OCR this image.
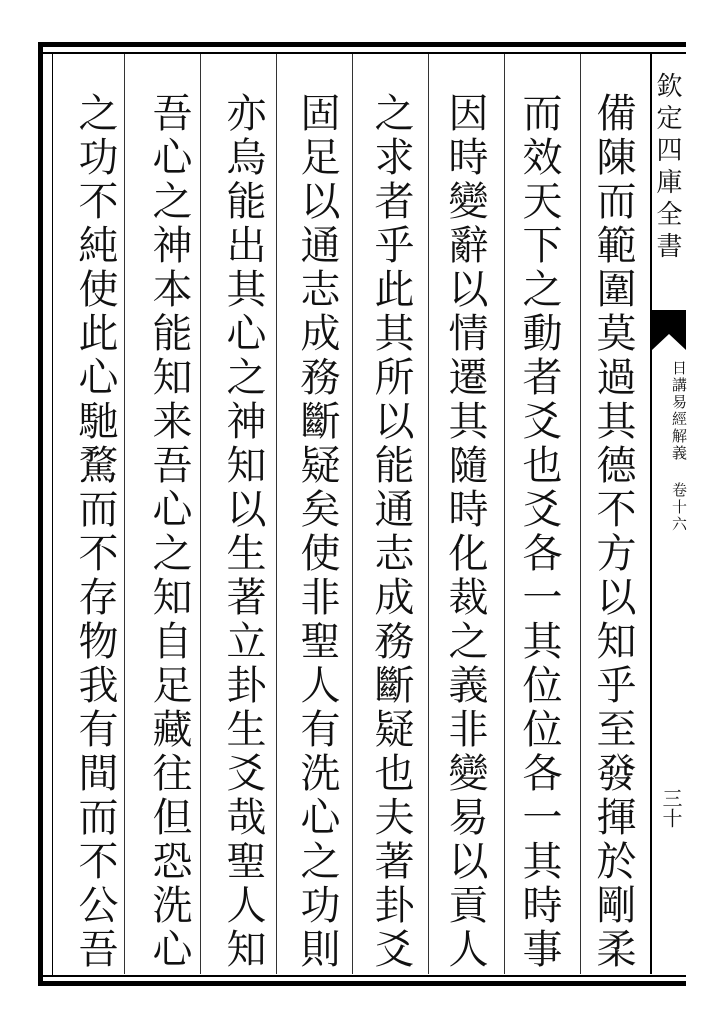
備陳而範圍莫過其德不方以知乎至發揮於剛柔
而效天下之動者爻也爻各一其位位各一其時事
因時變辭以情遷其隨時化裁之義非變易以貢人
之求者乎此其所以能通志成務斷疑也夫著卦爻
固足以通志成務斷疑矣使非聖人有洗心之功則
亦烏能出其心之神知以生著立卦生爻哉聖人知
吾心之神本能知来吾心之知自足藏往但恐洗心
之功不純使此心馳騖而不存物我有間而不公吾	欽定四庫全書
日講易經解義 卷十六
三十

- **OBJECTIVE**:
Copy the whole of the material above exactly, but not its images.

- **EXERCISE SOLUTION**:
OCR this image.
備陳而範圍莫過其德不方以知乎至發揮於剛柔
而效天下之動者爻也爻各一其位位各一其時事
因時變辭以情遷其隨時化裁之義非變易以貢人
之求者乎此其所以能通志成務斷疑也夫著卦爻
固足以通志成務斷疑矣使非聖人有洗心之功則
亦烏能出其心之神知以生著立卦生爻哉聖人知
吾心之神本能知来吾心之知自足藏往但恐洗心
之功不純使此心馳騖而不存物我有間而不公吾	欽定四庫全書
日講易經解義 卷十六
三十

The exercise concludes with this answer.